EXERCISE DESCRIPTION |
Examine the entries and show every line in which the word "arrow" is found.

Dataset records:
━━━

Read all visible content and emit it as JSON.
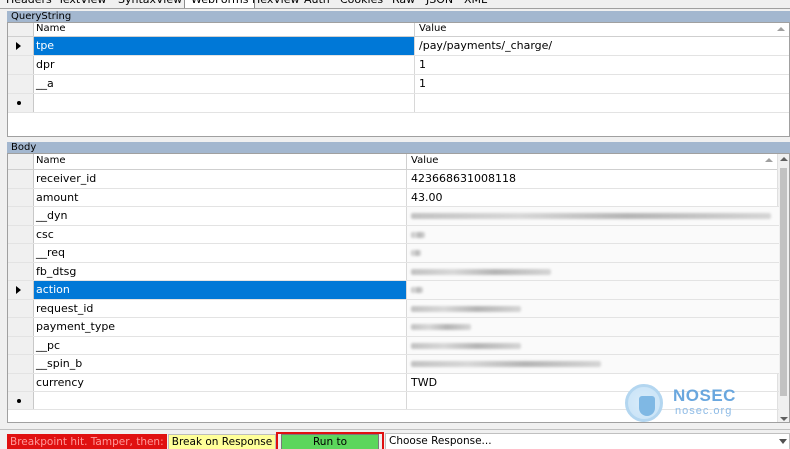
{
  "tabs": [
    {
      "label": "Headers",
      "selected": false
    },
    {
      "label": "TextView",
      "selected": false
    },
    {
      "label": "SyntaxView",
      "selected": false
    },
    {
      "label": "WebForms",
      "selected": true
    },
    {
      "label": "HexView",
      "selected": false
    },
    {
      "label": "Auth",
      "selected": false
    },
    {
      "label": "Cookies",
      "selected": false
    },
    {
      "label": "Raw",
      "selected": false
    },
    {
      "label": "JSON",
      "selected": false
    },
    {
      "label": "XML",
      "selected": false
    }
  ],
  "querystring": {
    "title": "QueryString",
    "col_name": "Name",
    "col_value": "Value",
    "rows": [
      {
        "name": "tpe",
        "value": "/pay/payments/_charge/",
        "selected": true
      },
      {
        "name": "dpr",
        "value": "1",
        "selected": false
      },
      {
        "name": "__a",
        "value": "1",
        "selected": false
      }
    ]
  },
  "body": {
    "title": "Body",
    "col_name": "Name",
    "col_value": "Value",
    "rows": [
      {
        "name": "receiver_id",
        "value": "423668631008118",
        "blurred": false,
        "selected": false
      },
      {
        "name": "amount",
        "value": "43.00",
        "blurred": false,
        "selected": false
      },
      {
        "name": "__dyn",
        "value": "",
        "blurred": true,
        "selected": false
      },
      {
        "name": "csc",
        "value": "",
        "blurred": true,
        "selected": false
      },
      {
        "name": "__req",
        "value": "",
        "blurred": true,
        "selected": false
      },
      {
        "name": "fb_dtsg",
        "value": "",
        "blurred": true,
        "selected": false
      },
      {
        "name": "action",
        "value": "",
        "blurred": true,
        "selected": true
      },
      {
        "name": "request_id",
        "value": "",
        "blurred": true,
        "selected": false
      },
      {
        "name": "payment_type",
        "value": "",
        "blurred": true,
        "selected": false
      },
      {
        "name": "__pc",
        "value": "",
        "blurred": true,
        "selected": false
      },
      {
        "name": "__spin_b",
        "value": "",
        "blurred": true,
        "selected": false
      },
      {
        "name": "currency",
        "value": "TWD",
        "blurred": false,
        "selected": false
      }
    ]
  },
  "footer": {
    "breakpoint_text": "Breakpoint hit. Tamper, then:",
    "break_on_response": "Break on Response",
    "run_to_completion": "Run to Completion",
    "choose_response": "Choose Response..."
  },
  "watermark": {
    "name": "NOSEC",
    "domain": "nosec.org"
  }
}
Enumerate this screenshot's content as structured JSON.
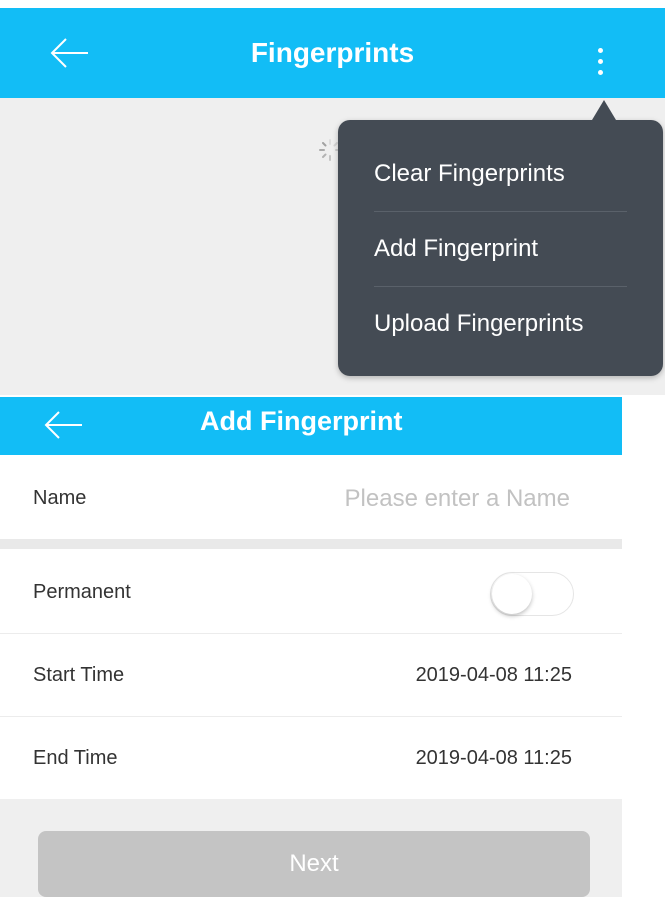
{
  "fingerprints_screen": {
    "title": "Fingerprints",
    "icons": {
      "back": "back-arrow-icon",
      "more": "more-vertical-icon",
      "loading": "loading-spinner-icon"
    },
    "menu": {
      "items": [
        {
          "label": "Clear Fingerprints"
        },
        {
          "label": "Add Fingerprint"
        },
        {
          "label": "Upload Fingerprints"
        }
      ]
    }
  },
  "add_fingerprint_screen": {
    "title": "Add Fingerprint",
    "name": {
      "label": "Name",
      "placeholder": "Please enter a Name",
      "value": ""
    },
    "permanent": {
      "label": "Permanent",
      "enabled": false
    },
    "start_time": {
      "label": "Start Time",
      "value": "2019-04-08 11:25"
    },
    "end_time": {
      "label": "End Time",
      "value": "2019-04-08 11:25"
    },
    "next_button": {
      "label": "Next",
      "enabled": false
    }
  },
  "colors": {
    "header": "#12bdf6",
    "menu_background": "#444b54",
    "background": "#efefef",
    "disabled_button": "#c4c4c4"
  }
}
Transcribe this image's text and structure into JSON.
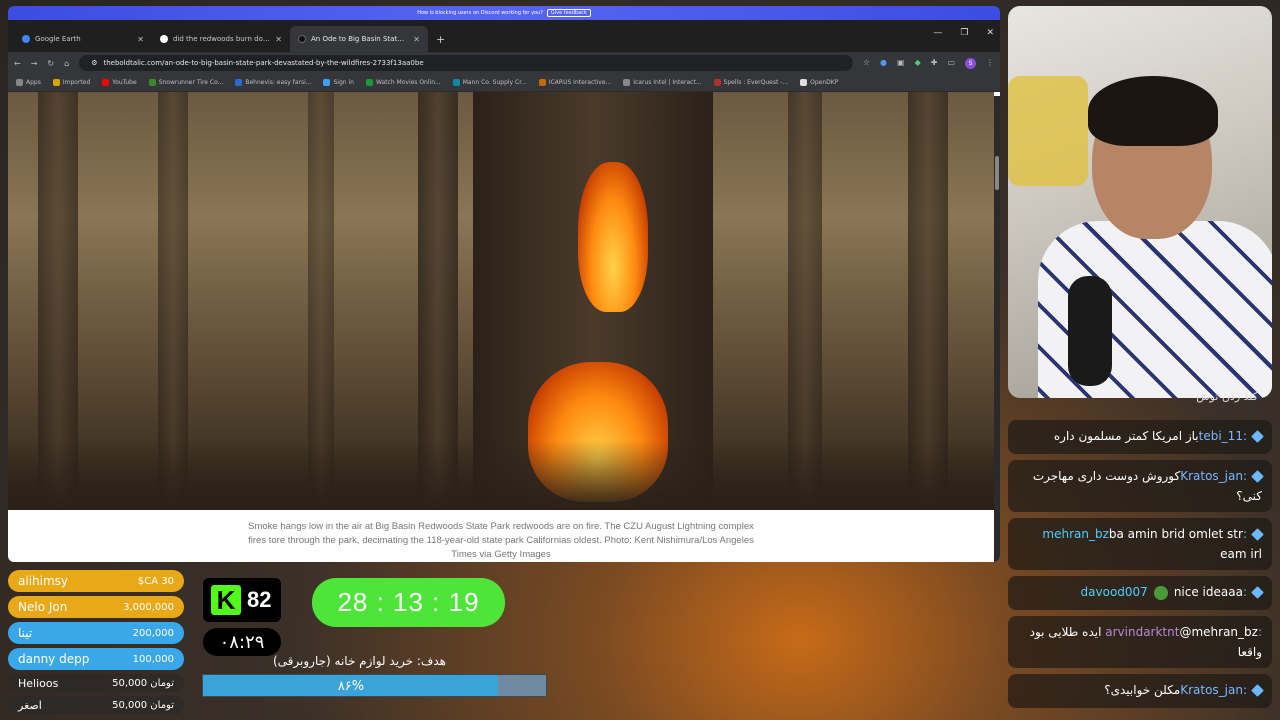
{
  "browser": {
    "banner_text": "How is blocking users on Discord working for you?",
    "banner_button": "Give feedback",
    "tabs": [
      {
        "title": "Google Earth",
        "fav_color": "#4285f4"
      },
      {
        "title": "did the redwoods burn down -",
        "fav_color": "#ffffff"
      },
      {
        "title": "An Ode to Big Basin State Park",
        "fav_color": "#111111"
      }
    ],
    "url": "theboldtalic.com/an-ode-to-big-basin-state-park-devastated-by-the-wildfires-2733f13aa0be",
    "profile_initial": "S",
    "bookmarks": [
      {
        "label": "Apps",
        "color": "#888"
      },
      {
        "label": "Imported",
        "color": "#d9a400"
      },
      {
        "label": "YouTube",
        "color": "#ff0000"
      },
      {
        "label": "Snowrunner Tire Co...",
        "color": "#3a8a2a"
      },
      {
        "label": "Behnevis: easy farsi...",
        "color": "#2a6ad8"
      },
      {
        "label": "Sign in",
        "color": "#3aa0ff"
      },
      {
        "label": "Watch Movies Onlin...",
        "color": "#1a9a3a"
      },
      {
        "label": "Mann Co. Supply Cr...",
        "color": "#0a8aa8"
      },
      {
        "label": "ICARUS Interactive...",
        "color": "#c86a00"
      },
      {
        "label": "Icarus Intel | Interact...",
        "color": "#888"
      },
      {
        "label": "Spells : EverQuest -...",
        "color": "#b03030"
      },
      {
        "label": "OpenDKP",
        "color": "#ddd"
      }
    ],
    "caption": "Smoke hangs low in the air at Big Basin Redwoods State Park redwoods are on fire. The CZU August Lightning complex fires tore through the park, decimating the 118-year-old state park Californias oldest. Photo: Kent Nishimura/Los Angeles Times via Getty Images"
  },
  "chat": {
    "top_cut": "کند ردن توش",
    "messages": [
      {
        "user": ":tebi_11",
        "text": "باز امریکا کمتر مسلمون داره",
        "user_color": "#7ab8ff"
      },
      {
        "user": ":Kratos_jan",
        "text": "کوروش دوست داری مهاجرت کنی؟",
        "user_color": "#7ab8ff"
      },
      {
        "user": ":mehran_bz",
        "text": "ba amin brid omlet str eam irl",
        "user_color": "#4ad0ff"
      },
      {
        "user": ":davood007",
        "text": "nice ideaaa",
        "user_color": "#4ad0ff"
      },
      {
        "user": ":arvindarktnt",
        "text": "@mehran_bz ایده طلایی بود واقعا",
        "user_color": "#b48ad8"
      },
      {
        "user": ":Kratos_jan",
        "text": "مکلن خوابیدی؟",
        "user_color": "#7ab8ff"
      }
    ]
  },
  "donors": [
    {
      "name": "alihimsy",
      "amount": "$CA 30",
      "color": "#e8a818"
    },
    {
      "name": "Nelo Jon",
      "amount": "3,000,000",
      "color": "#e8a818"
    },
    {
      "name": "تینا",
      "amount": "200,000",
      "color": "#3aa8e8"
    },
    {
      "name": "danny depp",
      "amount": "100,000",
      "color": "#3aa8e8"
    },
    {
      "name": "Helioos",
      "amount": "50,000 تومان",
      "color": ""
    },
    {
      "name": "اصغر",
      "amount": "50,000 تومان",
      "color": ""
    }
  ],
  "stats": {
    "kick_logo": "K",
    "kick_count": "82",
    "clock": "۰۸:۲۹",
    "timer": "28 : 13 : 19",
    "goal_label": "هدف: خرید لوازم خانه (جاروبرقی)",
    "goal_percent_text": "۸۶%",
    "goal_percent": 0.86
  }
}
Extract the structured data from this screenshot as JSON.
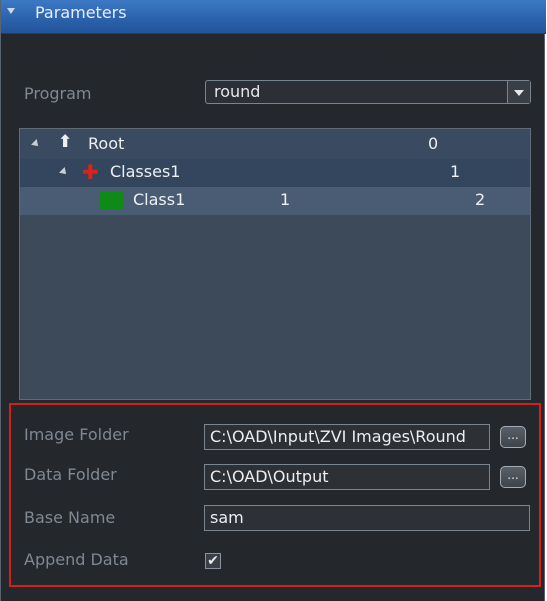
{
  "panel": {
    "title": "Parameters"
  },
  "program": {
    "label": "Program",
    "selected": "round"
  },
  "tree": {
    "rows": [
      {
        "label": "Root",
        "col1": "",
        "col2": "0"
      },
      {
        "label": "Classes1",
        "col1": "",
        "col2": "1"
      },
      {
        "label": "Class1",
        "col1": "1",
        "col2": "2"
      }
    ]
  },
  "fields": {
    "image_folder": {
      "label": "Image Folder",
      "value": "C:\\OAD\\Input\\ZVI Images\\Round",
      "browse": "..."
    },
    "data_folder": {
      "label": "Data Folder",
      "value": "C:\\OAD\\Output",
      "browse": "..."
    },
    "base_name": {
      "label": "Base Name",
      "value": "sam"
    },
    "append_data": {
      "label": "Append Data",
      "checked": true,
      "check_glyph": "✔"
    }
  },
  "colors": {
    "header_blue": "#2c63ad",
    "panel_bg": "#24272b",
    "tree_bg": "#3d4a5a",
    "class_swatch": "#0f8a16",
    "cross_red": "#e0211b",
    "highlight_border": "#d81d1d"
  },
  "icons": {
    "collapse": "collapse-arrow-icon",
    "expander": "expander-triangle-icon",
    "root": "up-arrow-icon",
    "classes": "red-cross-icon",
    "class": "green-swatch-icon",
    "checkbox": "checkmark-icon"
  }
}
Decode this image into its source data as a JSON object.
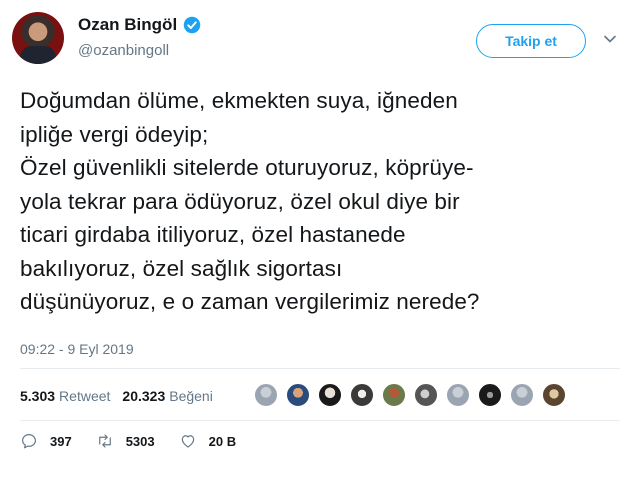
{
  "user": {
    "name": "Ozan Bingöl",
    "handle": "@ozanbingoll"
  },
  "follow_label": "Takip et",
  "tweet": {
    "lines": [
      "Doğumdan ölüme, ekmekten suya, iğneden",
      "ipliğe vergi ödeyip;",
      "Özel güvenlikli sitelerde oturuyoruz, köprüye-",
      "yola tekrar para ödüyoruz, özel okul diye bir",
      "ticari girdaba itiliyoruz, özel hastanede",
      "bakılıyoruz, özel sağlık sigortası",
      "düşünüyoruz, e o zaman vergilerimiz nerede?"
    ],
    "timestamp": "09:22 - 9 Eyl 2019"
  },
  "stats": {
    "retweets": "5.303",
    "retweets_label": "Retweet",
    "likes": "20.323",
    "likes_label": "Beğeni"
  },
  "actions": {
    "replies": "397",
    "retweets": "5303",
    "likes": "20 B"
  },
  "colors": {
    "accent": "#1da1f2",
    "secondary_text": "#657786",
    "divider": "#e6ecf0"
  },
  "icons": {
    "verified": "verified-badge-icon",
    "menu": "chevron-down-icon",
    "reply": "reply-icon",
    "retweet": "retweet-icon",
    "like": "heart-icon"
  }
}
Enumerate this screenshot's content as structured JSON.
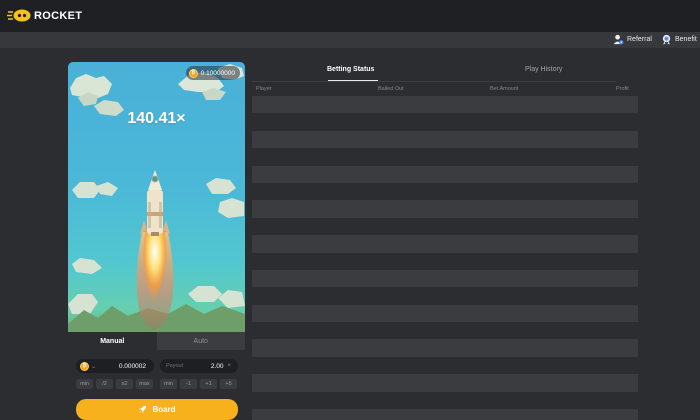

━━━

EXERCISE OUTPUT |
      "back": "back-arrow-icon",
    "collapse": "collapse-arrow-icon",
    "root": "up-arrow-icon",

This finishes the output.